-- Begin Extracted text --

THE DETAIL OF THE AUSTRALIAN CONSTITUTION
THE MAKING OF THE AUSTRALIAN CONSTITUTION:
The federation of Australia came into being through a series of meetings which cumulated in a federation conference held during the Easter weekend of March 1891. The Premier of Queensland, Sir Samuel Griffith, had travelled to Sydney on the Queensland government steamship Lucinda (pictured alongside) and on the Sunday, he and others took a cruise in the Lucinda on the Hawkesbury River during which they drafted a constitution for an eventual federal or central government. (see Founding Fathers)
Some years later the issue of federation was raised again leading to most of the Australian colonies formally sending elected delegates to a series of Australasian Federal Conventions, the first of which was held in April 1897 in Adelaide. A second session of the convention was held in Sydney in September 1897, with a third and final session in Melbourne in early 1898. It was at this final convention that an agreed draft of the original version written in 1891 was agreed upon.
Thereafter, premiers of the Australian colonies met in Melbourne in January and February of 1899 to discuss some further changes and to agree upon a site for the capital of the new federation. A series of referendums were then held in each of the Colonies from April 1899. The referendum in Western Australia was held in July 1900 just a few weeks too late for inclusion in the preamble, but provision had been made in Section 3 of the Constitution to include it as a state within the Australian federation.
In 1899 and early 1900 delegates and colonial premiers met on several occasions to discuss the passage of a constitution bill to be introduced into the British parliament, that parliament being the only recognised legal source of authority with the power to create a new constitution. It is important to note that the Australian Constitution had been drafted throughout by Australian delegates elected by the Australian people, and was itself decided upon by the people themselves, not by the British parliament whose only involvement was to legislate it into law.
It was thus that, on the 14th of May 1900, ‘The Commonwealth of Australia Constitution Act’ was introduced into the House of Commons and after passing through the Lords was given the Royal Assent by Queen Victoria on the 9th of July 1900. Pictured alongside is one of the many cartoons printed during the campaigns.
THE DETAIL OF THE CONSTITUTION:
‘The Commonwealth of Australia Constitution Act’ of 1900, being an Act of the parliament of the United Kingdom, contains nine clauses, the first eight of which are termed ‘covering clauses’ mainly providing an introduction and explanation to clause nine, which contains the constitution itself (see https://www.nationhood.org.au/the_australian_constitution).
The constitution is divided into eight chapters comprising 128 clauses or sections.
Chapters one and two deal with the parliament and executive government. Chapter three deals with the judiciary. Chapter four deals with the Commonwealth’s jurisdiction over finance and trade. Chapters five and six with the states, as the colonies were thereafter to be known as. Chapter seven handles the potential seat of the new government and with the provision of a deputy to the Governor-General, and chapter eight sets out the process for amending the Constitution.

-- End Extracted text --

Pick up the piece on the Australian Constitution where it ends, after the summary of what each of its eight chapters covers.

-- Begin Provided records --

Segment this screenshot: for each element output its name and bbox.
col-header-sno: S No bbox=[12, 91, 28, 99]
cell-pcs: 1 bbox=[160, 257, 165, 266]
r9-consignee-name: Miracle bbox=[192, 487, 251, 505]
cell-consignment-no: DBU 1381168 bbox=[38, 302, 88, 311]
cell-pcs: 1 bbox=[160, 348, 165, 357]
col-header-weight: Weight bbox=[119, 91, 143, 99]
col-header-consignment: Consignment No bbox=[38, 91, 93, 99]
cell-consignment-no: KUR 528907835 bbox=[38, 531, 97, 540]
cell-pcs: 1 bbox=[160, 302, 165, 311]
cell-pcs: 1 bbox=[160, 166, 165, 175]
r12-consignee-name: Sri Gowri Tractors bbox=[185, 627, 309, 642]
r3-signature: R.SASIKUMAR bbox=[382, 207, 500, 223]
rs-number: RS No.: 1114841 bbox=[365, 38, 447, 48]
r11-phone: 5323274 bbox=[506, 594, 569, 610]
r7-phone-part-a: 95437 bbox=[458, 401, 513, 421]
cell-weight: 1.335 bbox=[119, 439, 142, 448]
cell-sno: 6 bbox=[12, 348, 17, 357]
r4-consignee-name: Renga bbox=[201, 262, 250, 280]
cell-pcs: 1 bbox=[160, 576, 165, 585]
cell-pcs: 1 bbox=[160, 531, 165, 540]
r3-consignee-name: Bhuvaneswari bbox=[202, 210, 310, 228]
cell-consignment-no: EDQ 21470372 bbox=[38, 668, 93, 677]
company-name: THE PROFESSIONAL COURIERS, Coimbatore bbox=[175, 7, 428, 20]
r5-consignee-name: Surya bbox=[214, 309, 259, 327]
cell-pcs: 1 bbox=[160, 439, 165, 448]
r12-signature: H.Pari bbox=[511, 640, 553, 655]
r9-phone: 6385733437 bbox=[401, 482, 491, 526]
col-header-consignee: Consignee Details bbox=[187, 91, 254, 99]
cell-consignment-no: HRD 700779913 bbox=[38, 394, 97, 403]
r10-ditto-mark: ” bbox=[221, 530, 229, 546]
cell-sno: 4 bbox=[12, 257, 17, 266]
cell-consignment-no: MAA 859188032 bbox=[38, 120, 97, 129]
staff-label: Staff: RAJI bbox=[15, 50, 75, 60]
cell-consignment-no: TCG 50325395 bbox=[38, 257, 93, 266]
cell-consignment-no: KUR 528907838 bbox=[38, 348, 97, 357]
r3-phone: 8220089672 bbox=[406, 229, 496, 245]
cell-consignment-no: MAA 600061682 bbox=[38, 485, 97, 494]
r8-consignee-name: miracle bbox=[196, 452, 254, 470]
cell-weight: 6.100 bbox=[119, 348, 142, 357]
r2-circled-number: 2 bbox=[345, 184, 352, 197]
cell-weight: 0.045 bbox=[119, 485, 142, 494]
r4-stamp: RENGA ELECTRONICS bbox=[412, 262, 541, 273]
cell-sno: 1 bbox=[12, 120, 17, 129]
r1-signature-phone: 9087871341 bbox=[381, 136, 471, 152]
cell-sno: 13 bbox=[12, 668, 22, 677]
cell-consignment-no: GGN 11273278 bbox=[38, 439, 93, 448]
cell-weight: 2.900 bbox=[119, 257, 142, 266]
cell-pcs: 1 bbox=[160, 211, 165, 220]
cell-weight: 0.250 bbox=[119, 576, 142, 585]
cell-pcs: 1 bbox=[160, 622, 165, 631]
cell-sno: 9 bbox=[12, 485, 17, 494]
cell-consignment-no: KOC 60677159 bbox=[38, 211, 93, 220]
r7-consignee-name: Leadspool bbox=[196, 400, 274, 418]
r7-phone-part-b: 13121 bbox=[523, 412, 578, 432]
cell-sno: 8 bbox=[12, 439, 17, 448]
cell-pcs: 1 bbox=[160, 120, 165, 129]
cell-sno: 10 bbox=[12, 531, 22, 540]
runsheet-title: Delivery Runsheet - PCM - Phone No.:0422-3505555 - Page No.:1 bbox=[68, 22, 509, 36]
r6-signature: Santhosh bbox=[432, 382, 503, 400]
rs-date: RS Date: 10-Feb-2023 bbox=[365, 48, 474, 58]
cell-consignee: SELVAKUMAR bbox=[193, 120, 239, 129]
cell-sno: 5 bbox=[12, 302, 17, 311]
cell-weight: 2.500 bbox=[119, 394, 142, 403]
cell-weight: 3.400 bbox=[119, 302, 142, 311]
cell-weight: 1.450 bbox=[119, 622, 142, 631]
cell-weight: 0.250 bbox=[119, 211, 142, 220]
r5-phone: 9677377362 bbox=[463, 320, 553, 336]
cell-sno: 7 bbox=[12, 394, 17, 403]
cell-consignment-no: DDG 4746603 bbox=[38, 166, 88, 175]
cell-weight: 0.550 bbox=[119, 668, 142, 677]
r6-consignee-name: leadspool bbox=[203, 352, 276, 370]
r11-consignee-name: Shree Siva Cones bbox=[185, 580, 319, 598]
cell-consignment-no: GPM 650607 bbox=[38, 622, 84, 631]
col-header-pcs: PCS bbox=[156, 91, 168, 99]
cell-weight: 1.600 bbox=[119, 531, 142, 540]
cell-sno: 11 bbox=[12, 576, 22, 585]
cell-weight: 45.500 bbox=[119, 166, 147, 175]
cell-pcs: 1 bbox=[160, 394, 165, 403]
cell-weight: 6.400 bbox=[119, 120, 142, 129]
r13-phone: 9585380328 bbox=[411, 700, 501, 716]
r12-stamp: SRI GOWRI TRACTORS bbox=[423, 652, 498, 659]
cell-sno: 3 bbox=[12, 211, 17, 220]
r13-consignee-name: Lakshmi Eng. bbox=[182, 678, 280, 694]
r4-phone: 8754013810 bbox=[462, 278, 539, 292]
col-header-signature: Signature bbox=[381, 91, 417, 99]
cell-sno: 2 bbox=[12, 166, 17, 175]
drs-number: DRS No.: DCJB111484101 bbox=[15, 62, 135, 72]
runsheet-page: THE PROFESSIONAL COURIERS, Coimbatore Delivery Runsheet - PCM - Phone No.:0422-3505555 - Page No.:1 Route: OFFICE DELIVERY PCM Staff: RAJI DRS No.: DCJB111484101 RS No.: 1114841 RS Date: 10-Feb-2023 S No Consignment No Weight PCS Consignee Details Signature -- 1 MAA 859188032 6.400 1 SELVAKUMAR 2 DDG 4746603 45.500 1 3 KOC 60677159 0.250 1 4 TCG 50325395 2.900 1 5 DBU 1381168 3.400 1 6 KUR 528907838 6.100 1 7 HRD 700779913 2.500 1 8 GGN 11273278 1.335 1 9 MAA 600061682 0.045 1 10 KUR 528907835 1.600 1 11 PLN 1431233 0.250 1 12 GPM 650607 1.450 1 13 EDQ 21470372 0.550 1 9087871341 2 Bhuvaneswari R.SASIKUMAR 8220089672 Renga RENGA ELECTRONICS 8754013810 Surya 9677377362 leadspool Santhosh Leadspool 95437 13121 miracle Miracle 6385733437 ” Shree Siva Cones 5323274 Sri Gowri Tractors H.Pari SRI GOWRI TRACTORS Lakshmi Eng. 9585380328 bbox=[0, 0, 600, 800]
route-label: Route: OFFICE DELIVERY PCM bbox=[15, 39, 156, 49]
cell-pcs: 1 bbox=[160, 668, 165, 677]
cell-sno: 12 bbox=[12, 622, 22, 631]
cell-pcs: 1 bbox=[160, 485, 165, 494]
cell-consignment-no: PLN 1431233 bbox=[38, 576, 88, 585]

-- End Provided records --
-- Begin Provided records --

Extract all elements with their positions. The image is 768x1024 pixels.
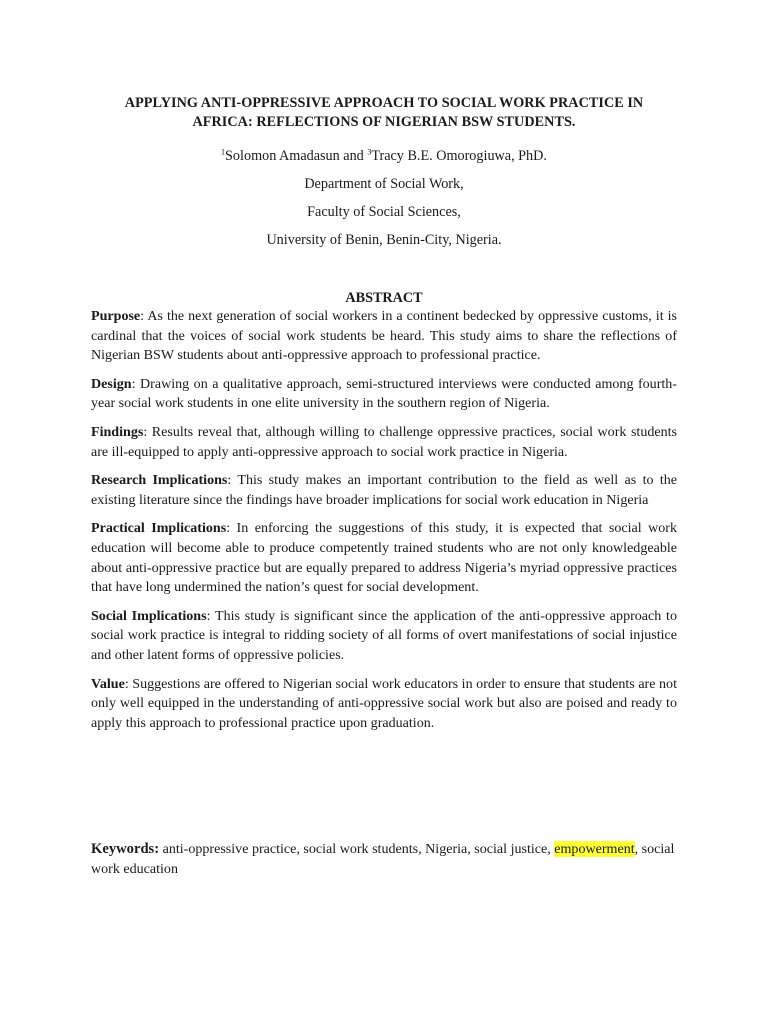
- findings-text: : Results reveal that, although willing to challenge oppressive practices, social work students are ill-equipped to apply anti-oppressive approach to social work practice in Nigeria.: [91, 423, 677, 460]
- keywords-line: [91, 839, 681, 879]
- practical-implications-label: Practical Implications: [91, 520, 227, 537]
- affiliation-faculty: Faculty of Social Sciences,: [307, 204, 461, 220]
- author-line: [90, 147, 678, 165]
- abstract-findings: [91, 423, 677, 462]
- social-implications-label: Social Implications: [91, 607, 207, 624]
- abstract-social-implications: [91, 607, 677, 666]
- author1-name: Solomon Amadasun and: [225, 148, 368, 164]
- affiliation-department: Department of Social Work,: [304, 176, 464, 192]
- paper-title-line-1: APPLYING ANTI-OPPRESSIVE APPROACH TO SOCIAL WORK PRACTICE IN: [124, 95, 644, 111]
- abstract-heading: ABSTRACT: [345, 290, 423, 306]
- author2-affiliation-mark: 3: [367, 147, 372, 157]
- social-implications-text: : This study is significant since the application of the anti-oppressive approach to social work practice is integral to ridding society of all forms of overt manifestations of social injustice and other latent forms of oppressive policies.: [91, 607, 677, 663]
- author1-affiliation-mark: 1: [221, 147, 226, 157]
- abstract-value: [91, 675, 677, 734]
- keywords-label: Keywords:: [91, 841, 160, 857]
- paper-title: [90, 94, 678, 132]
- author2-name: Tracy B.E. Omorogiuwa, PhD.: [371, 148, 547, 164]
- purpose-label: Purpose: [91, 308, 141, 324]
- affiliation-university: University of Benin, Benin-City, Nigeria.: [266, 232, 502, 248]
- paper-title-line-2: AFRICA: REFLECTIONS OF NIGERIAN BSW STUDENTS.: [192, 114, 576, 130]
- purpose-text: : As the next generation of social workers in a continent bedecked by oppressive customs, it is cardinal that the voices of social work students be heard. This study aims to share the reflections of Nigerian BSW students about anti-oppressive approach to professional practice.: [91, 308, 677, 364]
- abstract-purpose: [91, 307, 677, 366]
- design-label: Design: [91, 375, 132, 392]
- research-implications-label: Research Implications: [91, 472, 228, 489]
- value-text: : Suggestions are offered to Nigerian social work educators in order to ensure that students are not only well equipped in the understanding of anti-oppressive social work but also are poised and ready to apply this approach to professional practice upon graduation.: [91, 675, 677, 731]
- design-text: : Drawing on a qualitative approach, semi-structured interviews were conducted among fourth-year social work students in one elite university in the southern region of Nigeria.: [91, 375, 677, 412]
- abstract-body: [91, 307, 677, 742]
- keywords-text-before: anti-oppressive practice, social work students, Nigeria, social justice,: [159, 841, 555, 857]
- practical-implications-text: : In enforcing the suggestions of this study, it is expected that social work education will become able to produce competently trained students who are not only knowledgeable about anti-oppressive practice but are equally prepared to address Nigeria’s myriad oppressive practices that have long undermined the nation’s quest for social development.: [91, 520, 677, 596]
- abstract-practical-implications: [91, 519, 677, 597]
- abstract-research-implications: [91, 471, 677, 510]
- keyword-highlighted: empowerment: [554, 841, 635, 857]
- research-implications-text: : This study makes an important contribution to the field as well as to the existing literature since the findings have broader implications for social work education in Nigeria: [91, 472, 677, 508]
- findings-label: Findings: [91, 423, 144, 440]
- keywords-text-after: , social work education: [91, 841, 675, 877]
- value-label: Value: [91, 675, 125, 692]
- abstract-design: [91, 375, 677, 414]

-- End Provided records --

*Exercise output*
It is this process of amendment which places total control of the constitution in the hands of the people. It was the first and only one of the former colonies of the British Empire to do so. Whilst Canada had become an independent Dominion with the ‘British North America Act’ of 1867, it left control for constitutional change in the hands of the British parliament. This control was only ‘repatriated’ to Canada in 1983 and then only to its parliaments not directly to its people.
The only clause in the Australian Constitution which left a legislative power with the Monarch, other than the Assent, was section 59 which states: the Queen may disallow any law within one year from the Governor-General’s assent...
However, this section was included in the event of the new parliament, the composition of which was, at the time, unknown, passing laws contrary to the interests of the people. It has never been exercised and, in any event, the primacy of authority over this and, indeed, all clauses of the constitution have always been in the hands of the Australian people who have the power of removal and alteration at a referendum.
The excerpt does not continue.